TASK GOAL
Find how many lines contain "两端对齐" and state only that number.

-----

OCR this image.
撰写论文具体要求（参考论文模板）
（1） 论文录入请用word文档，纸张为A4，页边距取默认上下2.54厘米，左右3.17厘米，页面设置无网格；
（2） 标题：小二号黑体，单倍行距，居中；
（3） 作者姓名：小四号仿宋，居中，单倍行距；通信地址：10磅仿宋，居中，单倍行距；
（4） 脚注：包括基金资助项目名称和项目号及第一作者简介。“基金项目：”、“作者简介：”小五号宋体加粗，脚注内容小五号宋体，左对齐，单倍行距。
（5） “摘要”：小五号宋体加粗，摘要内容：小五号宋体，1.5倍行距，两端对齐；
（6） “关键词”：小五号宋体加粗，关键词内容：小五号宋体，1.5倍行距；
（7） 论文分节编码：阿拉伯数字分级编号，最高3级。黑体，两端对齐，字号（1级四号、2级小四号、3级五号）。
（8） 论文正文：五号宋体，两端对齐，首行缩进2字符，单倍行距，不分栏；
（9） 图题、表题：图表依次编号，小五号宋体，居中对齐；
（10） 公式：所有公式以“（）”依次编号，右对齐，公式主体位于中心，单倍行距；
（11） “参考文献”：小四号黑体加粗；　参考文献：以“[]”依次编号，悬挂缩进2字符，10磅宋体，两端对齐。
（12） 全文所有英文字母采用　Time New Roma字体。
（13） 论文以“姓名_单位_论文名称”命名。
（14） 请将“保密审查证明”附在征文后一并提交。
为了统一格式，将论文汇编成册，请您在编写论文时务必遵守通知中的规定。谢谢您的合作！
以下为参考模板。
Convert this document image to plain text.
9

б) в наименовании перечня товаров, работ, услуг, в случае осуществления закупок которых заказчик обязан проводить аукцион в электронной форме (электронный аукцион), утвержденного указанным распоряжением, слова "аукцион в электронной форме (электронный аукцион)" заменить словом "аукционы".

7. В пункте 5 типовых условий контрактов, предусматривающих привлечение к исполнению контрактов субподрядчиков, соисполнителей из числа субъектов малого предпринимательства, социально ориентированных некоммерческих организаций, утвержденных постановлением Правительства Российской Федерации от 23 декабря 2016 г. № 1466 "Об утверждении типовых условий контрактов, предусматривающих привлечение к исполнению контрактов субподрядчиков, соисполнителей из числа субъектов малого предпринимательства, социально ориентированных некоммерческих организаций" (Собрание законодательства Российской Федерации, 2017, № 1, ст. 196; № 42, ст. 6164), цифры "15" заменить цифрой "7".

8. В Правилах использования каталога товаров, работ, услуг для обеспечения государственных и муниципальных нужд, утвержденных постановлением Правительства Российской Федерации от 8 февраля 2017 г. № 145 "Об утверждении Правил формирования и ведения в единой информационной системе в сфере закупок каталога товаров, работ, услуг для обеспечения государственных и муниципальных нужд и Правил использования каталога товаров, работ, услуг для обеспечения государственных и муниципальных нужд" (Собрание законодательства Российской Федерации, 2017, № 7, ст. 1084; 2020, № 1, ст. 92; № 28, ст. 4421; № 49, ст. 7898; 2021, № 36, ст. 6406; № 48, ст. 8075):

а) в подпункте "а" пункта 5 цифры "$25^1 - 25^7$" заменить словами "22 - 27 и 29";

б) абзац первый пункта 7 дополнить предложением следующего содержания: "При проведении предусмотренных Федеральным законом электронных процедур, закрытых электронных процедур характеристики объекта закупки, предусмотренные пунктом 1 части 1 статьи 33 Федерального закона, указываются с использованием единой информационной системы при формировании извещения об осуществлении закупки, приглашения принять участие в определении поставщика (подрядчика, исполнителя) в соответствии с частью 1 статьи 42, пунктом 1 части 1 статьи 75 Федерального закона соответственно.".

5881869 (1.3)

-----

COMPLETED TASK
4